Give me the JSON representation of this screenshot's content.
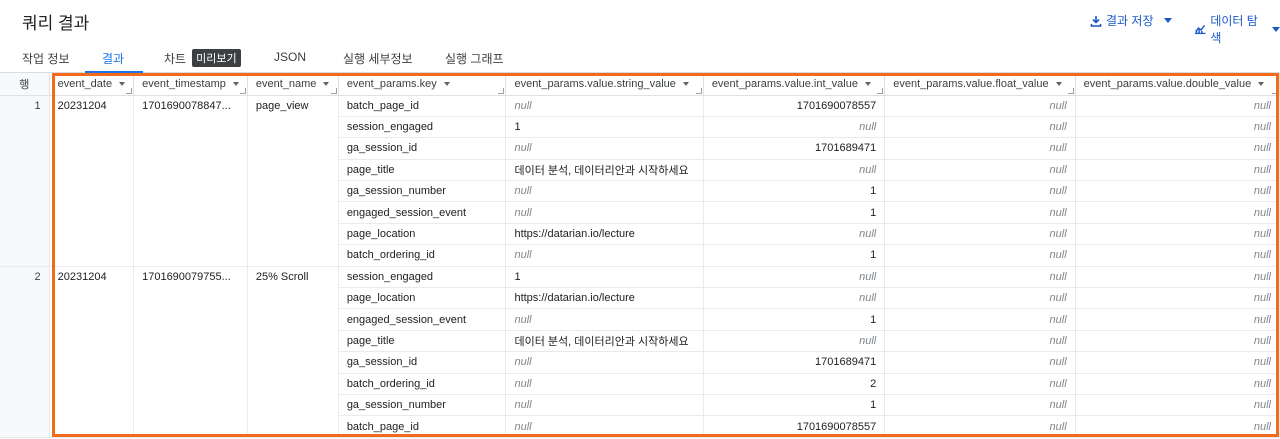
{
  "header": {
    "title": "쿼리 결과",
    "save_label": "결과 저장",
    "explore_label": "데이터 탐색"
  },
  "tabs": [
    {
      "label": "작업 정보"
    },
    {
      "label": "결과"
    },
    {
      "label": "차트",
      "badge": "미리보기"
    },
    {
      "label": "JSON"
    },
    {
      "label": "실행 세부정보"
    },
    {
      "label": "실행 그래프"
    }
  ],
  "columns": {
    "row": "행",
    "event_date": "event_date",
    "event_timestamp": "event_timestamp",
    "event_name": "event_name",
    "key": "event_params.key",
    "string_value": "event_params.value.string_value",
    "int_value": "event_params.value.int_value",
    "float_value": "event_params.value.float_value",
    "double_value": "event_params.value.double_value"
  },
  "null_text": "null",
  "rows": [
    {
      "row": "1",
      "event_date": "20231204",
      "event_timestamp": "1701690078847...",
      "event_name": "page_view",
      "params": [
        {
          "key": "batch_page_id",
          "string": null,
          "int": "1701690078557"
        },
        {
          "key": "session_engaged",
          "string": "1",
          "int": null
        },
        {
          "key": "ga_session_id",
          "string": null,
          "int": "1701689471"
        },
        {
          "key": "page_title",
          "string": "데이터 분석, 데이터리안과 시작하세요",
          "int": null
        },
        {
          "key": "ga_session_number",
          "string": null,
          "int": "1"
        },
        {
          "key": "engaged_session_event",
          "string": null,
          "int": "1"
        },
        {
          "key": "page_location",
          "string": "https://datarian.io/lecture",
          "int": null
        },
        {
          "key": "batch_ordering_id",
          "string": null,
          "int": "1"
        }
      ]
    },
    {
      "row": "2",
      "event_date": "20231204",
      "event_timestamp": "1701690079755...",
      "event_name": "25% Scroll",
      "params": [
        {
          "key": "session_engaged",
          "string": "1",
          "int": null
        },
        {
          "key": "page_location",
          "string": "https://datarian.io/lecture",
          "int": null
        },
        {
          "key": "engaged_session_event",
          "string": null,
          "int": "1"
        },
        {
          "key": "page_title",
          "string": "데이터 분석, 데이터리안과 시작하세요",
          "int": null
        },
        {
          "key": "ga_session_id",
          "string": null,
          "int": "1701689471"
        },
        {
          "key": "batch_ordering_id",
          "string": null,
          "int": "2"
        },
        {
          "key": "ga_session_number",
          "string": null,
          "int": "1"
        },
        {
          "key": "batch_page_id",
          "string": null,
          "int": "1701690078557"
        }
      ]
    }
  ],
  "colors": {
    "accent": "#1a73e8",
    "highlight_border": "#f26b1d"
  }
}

# # # # #

» Directions
Provide the count, and nothing else, of lines in the data above where the word "value" occurs.

» Written response
4